━━━ Listed records
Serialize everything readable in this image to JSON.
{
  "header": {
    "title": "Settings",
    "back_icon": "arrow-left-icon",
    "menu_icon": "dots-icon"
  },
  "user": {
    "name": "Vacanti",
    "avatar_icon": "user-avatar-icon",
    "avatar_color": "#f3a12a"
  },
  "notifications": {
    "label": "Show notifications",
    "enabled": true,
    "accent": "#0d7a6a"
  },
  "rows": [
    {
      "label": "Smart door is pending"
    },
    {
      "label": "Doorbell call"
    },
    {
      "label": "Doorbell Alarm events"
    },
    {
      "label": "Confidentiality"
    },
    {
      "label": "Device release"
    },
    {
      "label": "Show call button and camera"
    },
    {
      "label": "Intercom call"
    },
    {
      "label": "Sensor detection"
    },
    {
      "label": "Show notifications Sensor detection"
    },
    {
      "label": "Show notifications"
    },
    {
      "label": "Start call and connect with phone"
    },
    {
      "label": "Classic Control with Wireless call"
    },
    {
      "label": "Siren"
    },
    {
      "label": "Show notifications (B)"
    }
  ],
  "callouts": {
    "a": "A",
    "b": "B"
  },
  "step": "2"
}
━━━━━━
Problem:
Copy all lines of the material above where the string "Doorbell" occurs.

Result of this task:
      "label": "Doorbell call"
      "label": "Doorbell Alarm events"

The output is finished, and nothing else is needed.